(WRITTEN TASK):
Reproduce all of the listing below without alteration.

(INPUT DATA):
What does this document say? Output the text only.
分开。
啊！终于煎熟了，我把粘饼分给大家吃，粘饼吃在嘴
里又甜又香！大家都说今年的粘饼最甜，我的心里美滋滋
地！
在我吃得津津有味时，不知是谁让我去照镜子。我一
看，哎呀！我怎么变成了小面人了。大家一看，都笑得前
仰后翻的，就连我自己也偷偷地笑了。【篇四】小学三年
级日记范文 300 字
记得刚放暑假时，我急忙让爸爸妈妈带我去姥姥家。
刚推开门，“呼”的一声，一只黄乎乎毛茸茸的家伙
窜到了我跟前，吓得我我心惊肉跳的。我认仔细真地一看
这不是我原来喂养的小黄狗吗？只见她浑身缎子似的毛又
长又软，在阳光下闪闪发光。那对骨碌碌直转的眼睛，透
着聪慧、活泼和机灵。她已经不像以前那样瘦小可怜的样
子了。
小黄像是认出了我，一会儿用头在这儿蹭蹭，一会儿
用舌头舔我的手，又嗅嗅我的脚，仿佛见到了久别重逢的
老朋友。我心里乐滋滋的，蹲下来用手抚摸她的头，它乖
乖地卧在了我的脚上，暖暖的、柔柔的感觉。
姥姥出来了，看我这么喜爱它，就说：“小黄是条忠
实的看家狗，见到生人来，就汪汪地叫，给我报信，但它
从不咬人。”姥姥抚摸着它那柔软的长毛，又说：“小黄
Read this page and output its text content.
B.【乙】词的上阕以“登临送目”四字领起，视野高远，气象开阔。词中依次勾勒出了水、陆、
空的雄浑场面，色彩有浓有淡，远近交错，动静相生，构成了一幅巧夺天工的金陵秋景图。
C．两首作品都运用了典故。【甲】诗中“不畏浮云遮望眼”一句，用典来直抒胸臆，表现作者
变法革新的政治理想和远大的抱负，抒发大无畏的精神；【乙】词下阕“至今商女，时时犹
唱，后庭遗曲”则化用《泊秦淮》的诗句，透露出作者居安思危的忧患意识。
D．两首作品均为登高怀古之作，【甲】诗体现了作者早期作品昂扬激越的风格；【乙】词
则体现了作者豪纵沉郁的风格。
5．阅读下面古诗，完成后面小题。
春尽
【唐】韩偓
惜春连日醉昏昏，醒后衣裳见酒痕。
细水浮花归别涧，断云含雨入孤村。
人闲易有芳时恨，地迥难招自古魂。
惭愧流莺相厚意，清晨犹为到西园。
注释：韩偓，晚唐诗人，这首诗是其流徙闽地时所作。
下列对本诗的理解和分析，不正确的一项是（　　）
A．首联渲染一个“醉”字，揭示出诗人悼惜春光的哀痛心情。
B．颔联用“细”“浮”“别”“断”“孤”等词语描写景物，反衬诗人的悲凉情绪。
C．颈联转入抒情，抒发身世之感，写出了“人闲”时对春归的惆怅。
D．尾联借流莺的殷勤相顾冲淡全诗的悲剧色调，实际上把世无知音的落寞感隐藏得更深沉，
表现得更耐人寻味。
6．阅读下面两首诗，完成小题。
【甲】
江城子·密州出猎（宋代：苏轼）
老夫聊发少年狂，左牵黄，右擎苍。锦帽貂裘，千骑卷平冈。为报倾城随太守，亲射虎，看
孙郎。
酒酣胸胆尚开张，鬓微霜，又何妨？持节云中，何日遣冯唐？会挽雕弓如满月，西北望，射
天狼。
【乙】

(ANSWER TO THIS EXERCISE):
What does this document say? Output the text only.
分开。
啊！终于煎熟了，我把粘饼分给大家吃，粘饼吃在嘴
里又甜又香！大家都说今年的粘饼最甜，我的心里美滋滋
地！
在我吃得津津有味时，不知是谁让我去照镜子。我一
看，哎呀！我怎么变成了小面人了。大家一看，都笑得前
仰后翻的，就连我自己也偷偷地笑了。【篇四】小学三年
级日记范文 300 字
记得刚放暑假时，我急忙让爸爸妈妈带我去姥姥家。
刚推开门，“呼”的一声，一只黄乎乎毛茸茸的家伙
窜到了我跟前，吓得我我心惊肉跳的。我认仔细真地一看
这不是我原来喂养的小黄狗吗？只见她浑身缎子似的毛又
长又软，在阳光下闪闪发光。那对骨碌碌直转的眼睛，透
着聪慧、活泼和机灵。她已经不像以前那样瘦小可怜的样
子了。
小黄像是认出了我，一会儿用头在这儿蹭蹭，一会儿
用舌头舔我的手，又嗅嗅我的脚，仿佛见到了久别重逢的
老朋友。我心里乐滋滋的，蹲下来用手抚摸她的头，它乖
乖地卧在了我的脚上，暖暖的、柔柔的感觉。
姥姥出来了，看我这么喜爱它，就说：“小黄是条忠
实的看家狗，见到生人来，就汪汪地叫，给我报信，但它
从不咬人。”姥姥抚摸着它那柔软的长毛，又说：“小黄
Read this page and output its text content.
B.【乙】词的上阕以“登临送目”四字领起，视野高远，气象开阔。词中依次勾勒出了水、陆、
空的雄浑场面，色彩有浓有淡，远近交错，动静相生，构成了一幅巧夺天工的金陵秋景图。
C．两首作品都运用了典故。【甲】诗中“不畏浮云遮望眼”一句，用典来直抒胸臆，表现作者
变法革新的政治理想和远大的抱负，抒发大无畏的精神；【乙】词下阕“至今商女，时时犹
唱，后庭遗曲”则化用《泊秦淮》的诗句，透露出作者居安思危的忧患意识。
D．两首作品均为登高怀古之作，【甲】诗体现了作者早期作品昂扬激越的风格；【乙】词
则体现了作者豪纵沉郁的风格。
5．阅读下面古诗，完成后面小题。
春尽
【唐】韩偓
惜春连日醉昏昏，醒后衣裳见酒痕。
细水浮花归别涧，断云含雨入孤村。
人闲易有芳时恨，地迥难招自古魂。
惭愧流莺相厚意，清晨犹为到西园。
注释：韩偓，晚唐诗人，这首诗是其流徙闽地时所作。
下列对本诗的理解和分析，不正确的一项是（　　）
A．首联渲染一个“醉”字，揭示出诗人悼惜春光的哀痛心情。
B．颔联用“细”“浮”“别”“断”“孤”等词语描写景物，反衬诗人的悲凉情绪。
C．颈联转入抒情，抒发身世之感，写出了“人闲”时对春归的惆怅。
D．尾联借流莺的殷勤相顾冲淡全诗的悲剧色调，实际上把世无知音的落寞感隐藏得更深沉，
表现得更耐人寻味。
6．阅读下面两首诗，完成小题。
【甲】
江城子·密州出猎（宋代：苏轼）
老夫聊发少年狂，左牵黄，右擎苍。锦帽貂裘，千骑卷平冈。为报倾城随太守，亲射虎，看
孙郎。
酒酣胸胆尚开张，鬓微霜，又何妨？持节云中，何日遣冯唐？会挽雕弓如满月，西北望，射
天狼。
【乙】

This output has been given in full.